DIRECTIVE: Which lines include the word "excellent"? Copy each of them.

RECORDS TO USE:
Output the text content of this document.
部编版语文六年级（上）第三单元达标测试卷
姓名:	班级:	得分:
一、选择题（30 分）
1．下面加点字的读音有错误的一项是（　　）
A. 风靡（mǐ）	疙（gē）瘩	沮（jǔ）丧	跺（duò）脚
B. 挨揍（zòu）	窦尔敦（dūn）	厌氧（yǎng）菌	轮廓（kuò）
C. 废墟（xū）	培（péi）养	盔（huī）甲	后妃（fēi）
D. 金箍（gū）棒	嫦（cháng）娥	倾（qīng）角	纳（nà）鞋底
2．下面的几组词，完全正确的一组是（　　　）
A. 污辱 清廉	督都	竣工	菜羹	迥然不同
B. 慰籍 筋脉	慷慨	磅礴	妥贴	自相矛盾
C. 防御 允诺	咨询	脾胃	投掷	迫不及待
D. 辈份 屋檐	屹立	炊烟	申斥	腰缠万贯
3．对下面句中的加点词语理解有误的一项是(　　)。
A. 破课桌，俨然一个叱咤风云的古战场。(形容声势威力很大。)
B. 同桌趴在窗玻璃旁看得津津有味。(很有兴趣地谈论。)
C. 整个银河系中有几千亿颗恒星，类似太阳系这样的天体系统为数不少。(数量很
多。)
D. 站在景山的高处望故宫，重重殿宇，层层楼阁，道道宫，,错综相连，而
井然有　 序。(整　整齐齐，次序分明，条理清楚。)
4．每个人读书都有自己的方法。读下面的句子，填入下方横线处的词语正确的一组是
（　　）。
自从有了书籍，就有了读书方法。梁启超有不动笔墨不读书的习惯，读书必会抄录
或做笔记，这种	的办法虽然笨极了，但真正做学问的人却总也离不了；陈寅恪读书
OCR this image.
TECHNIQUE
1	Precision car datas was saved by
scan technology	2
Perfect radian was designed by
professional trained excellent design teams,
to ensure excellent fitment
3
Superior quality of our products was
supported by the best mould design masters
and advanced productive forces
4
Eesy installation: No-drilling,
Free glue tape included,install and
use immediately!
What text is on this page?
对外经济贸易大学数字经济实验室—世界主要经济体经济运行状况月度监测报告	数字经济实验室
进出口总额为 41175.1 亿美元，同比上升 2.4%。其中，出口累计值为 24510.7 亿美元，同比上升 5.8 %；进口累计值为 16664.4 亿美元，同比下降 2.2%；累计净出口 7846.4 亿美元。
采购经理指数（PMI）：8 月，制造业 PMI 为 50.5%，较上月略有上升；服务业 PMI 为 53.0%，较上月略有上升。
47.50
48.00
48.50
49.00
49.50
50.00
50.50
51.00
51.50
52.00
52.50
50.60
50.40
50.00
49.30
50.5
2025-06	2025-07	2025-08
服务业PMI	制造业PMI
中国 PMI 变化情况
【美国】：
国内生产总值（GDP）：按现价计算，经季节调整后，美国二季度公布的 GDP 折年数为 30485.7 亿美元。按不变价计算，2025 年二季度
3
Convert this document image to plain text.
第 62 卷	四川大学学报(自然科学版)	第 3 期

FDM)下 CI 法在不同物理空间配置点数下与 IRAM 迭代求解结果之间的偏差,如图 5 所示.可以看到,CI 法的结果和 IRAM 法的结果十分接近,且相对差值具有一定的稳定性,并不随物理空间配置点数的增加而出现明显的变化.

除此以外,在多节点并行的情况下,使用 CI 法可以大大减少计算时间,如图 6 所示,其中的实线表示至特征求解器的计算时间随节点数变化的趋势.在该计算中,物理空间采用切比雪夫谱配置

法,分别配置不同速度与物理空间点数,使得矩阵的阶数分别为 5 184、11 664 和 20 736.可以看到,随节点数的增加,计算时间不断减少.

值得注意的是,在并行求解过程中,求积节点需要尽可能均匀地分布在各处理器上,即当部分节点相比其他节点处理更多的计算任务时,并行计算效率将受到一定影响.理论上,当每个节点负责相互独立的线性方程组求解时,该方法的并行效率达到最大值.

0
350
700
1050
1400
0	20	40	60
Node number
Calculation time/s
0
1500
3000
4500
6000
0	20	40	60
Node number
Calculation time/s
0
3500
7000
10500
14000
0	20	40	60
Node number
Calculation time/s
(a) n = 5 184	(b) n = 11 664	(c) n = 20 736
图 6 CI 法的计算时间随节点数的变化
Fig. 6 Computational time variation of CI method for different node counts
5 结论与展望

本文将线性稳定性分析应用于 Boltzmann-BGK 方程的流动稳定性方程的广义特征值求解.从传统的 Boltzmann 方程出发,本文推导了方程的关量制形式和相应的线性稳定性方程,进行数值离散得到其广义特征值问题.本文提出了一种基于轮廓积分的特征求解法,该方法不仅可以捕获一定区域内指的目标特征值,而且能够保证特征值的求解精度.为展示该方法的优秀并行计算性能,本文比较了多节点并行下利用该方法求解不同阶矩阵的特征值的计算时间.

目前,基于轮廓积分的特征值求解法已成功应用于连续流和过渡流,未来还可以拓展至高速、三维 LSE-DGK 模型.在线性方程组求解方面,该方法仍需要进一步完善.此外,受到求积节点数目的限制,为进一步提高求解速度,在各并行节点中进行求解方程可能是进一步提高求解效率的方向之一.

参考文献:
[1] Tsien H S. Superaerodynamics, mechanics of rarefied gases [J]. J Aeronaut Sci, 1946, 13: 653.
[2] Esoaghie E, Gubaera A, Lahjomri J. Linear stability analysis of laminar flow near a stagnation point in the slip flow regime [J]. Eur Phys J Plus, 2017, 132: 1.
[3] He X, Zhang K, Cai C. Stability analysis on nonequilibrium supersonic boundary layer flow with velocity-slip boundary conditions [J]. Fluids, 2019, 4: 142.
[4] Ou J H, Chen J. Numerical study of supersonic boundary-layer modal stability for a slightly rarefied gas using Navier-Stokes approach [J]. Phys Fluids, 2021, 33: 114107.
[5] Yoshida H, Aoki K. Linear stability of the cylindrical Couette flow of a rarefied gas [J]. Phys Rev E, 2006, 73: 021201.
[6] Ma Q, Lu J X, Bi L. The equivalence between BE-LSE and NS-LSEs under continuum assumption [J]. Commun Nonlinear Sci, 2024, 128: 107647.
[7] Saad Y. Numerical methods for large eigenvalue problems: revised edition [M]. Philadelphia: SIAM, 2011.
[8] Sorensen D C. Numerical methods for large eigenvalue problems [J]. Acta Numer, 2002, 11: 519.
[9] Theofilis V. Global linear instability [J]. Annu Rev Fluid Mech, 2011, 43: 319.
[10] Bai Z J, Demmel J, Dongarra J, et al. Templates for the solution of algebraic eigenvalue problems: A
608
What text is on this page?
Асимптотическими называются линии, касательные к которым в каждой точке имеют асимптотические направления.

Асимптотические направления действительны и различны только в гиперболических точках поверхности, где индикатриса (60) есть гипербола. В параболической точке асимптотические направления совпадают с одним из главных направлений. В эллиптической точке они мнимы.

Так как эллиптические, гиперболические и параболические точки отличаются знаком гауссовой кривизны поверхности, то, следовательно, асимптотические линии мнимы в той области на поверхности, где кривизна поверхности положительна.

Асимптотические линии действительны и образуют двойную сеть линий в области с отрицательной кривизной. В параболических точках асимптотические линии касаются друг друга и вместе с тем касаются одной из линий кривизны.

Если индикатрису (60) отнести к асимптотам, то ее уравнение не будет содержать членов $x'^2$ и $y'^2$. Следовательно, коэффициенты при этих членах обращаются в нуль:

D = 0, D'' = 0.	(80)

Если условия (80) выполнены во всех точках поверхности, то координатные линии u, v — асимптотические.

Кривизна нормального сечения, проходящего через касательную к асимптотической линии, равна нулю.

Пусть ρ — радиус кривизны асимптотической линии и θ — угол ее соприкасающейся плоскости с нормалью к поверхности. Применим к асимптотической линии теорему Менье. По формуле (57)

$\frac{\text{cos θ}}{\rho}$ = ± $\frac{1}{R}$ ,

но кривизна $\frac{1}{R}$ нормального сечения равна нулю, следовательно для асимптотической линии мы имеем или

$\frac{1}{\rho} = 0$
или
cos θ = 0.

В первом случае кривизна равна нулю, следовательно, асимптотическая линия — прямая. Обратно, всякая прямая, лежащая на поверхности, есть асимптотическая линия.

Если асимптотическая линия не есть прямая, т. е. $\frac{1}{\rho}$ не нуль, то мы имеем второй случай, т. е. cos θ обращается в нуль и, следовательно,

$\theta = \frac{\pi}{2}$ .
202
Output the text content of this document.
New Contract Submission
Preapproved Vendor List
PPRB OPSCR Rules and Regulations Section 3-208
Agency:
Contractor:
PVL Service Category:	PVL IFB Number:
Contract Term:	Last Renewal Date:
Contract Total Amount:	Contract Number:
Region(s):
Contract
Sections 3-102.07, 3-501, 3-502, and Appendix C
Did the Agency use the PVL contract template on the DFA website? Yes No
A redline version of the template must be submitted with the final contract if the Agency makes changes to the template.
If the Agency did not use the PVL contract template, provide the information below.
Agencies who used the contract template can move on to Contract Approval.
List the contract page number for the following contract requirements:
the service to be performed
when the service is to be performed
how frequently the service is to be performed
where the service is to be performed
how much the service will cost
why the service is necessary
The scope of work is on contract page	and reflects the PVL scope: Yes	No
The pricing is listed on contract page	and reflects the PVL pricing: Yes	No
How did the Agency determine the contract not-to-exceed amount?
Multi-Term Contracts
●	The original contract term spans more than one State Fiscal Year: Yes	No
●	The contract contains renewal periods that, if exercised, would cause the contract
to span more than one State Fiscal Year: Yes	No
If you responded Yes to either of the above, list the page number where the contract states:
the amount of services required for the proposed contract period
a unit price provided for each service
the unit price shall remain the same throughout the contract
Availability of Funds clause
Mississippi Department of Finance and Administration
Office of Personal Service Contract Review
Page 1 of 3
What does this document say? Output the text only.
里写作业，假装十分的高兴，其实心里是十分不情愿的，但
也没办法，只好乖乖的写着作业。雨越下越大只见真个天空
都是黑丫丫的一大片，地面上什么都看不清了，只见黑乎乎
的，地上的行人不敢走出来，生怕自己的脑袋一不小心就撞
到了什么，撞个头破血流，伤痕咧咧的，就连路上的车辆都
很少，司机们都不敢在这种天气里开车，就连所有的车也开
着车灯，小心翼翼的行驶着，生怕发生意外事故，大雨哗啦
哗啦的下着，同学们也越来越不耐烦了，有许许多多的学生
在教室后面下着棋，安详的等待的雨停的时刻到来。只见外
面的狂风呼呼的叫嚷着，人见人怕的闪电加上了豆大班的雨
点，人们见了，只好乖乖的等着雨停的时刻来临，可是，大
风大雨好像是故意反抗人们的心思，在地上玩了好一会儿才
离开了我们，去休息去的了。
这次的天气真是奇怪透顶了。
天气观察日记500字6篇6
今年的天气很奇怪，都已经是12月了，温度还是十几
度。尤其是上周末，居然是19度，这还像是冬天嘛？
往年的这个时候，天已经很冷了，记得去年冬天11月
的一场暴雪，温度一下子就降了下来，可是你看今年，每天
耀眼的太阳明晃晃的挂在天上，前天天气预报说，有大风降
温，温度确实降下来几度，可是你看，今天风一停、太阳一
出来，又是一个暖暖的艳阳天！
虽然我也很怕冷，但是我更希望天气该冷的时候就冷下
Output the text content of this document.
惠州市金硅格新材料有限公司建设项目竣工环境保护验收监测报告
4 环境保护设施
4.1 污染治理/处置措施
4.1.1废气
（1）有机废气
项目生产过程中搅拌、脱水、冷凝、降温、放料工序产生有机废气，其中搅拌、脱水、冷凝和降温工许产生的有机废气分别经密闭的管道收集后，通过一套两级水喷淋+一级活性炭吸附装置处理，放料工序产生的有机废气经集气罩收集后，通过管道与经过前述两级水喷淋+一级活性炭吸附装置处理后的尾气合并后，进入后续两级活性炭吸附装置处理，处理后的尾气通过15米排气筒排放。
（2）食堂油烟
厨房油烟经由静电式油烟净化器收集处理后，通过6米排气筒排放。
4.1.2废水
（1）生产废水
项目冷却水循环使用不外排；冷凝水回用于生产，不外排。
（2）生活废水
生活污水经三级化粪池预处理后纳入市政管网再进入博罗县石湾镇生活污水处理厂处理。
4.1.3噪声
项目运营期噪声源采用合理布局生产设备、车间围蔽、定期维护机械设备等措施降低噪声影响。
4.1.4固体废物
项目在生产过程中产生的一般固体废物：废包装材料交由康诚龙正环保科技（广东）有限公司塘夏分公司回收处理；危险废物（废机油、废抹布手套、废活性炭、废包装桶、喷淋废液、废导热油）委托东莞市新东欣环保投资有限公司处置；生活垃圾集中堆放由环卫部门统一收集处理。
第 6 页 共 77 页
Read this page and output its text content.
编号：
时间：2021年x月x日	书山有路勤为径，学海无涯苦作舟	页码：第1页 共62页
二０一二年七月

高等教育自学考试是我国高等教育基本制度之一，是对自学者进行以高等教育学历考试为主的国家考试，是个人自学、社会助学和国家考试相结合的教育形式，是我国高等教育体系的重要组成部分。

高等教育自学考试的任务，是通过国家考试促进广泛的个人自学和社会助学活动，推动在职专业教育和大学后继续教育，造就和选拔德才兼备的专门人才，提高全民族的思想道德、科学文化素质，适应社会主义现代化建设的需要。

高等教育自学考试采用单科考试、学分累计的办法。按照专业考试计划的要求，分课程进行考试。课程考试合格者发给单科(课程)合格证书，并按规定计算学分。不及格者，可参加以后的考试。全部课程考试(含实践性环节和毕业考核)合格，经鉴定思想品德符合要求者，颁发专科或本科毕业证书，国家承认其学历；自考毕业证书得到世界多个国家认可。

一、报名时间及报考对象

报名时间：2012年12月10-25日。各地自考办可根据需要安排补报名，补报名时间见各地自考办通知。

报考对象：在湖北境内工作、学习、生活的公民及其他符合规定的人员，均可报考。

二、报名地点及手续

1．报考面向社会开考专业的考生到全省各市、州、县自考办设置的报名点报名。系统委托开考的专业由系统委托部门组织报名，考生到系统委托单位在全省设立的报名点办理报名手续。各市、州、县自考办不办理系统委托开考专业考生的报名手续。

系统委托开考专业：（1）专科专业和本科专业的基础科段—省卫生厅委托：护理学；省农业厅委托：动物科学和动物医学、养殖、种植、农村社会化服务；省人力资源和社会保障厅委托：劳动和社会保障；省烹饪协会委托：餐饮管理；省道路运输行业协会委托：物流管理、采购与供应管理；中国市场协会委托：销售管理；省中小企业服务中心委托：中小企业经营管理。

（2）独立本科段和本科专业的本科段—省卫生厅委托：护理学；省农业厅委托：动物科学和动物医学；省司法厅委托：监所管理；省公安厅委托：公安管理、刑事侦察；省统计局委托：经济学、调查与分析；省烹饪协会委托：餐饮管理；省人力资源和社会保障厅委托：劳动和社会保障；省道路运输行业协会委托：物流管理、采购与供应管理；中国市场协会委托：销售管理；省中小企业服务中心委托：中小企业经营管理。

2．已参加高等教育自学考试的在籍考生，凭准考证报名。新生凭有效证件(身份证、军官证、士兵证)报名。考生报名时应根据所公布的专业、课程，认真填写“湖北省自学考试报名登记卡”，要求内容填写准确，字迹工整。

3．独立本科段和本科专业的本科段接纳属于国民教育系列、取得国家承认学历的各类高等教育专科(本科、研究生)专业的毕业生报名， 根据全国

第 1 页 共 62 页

WRITTEN RESPONSE:
professional trained excellent design teams,
to ensure excellent fitment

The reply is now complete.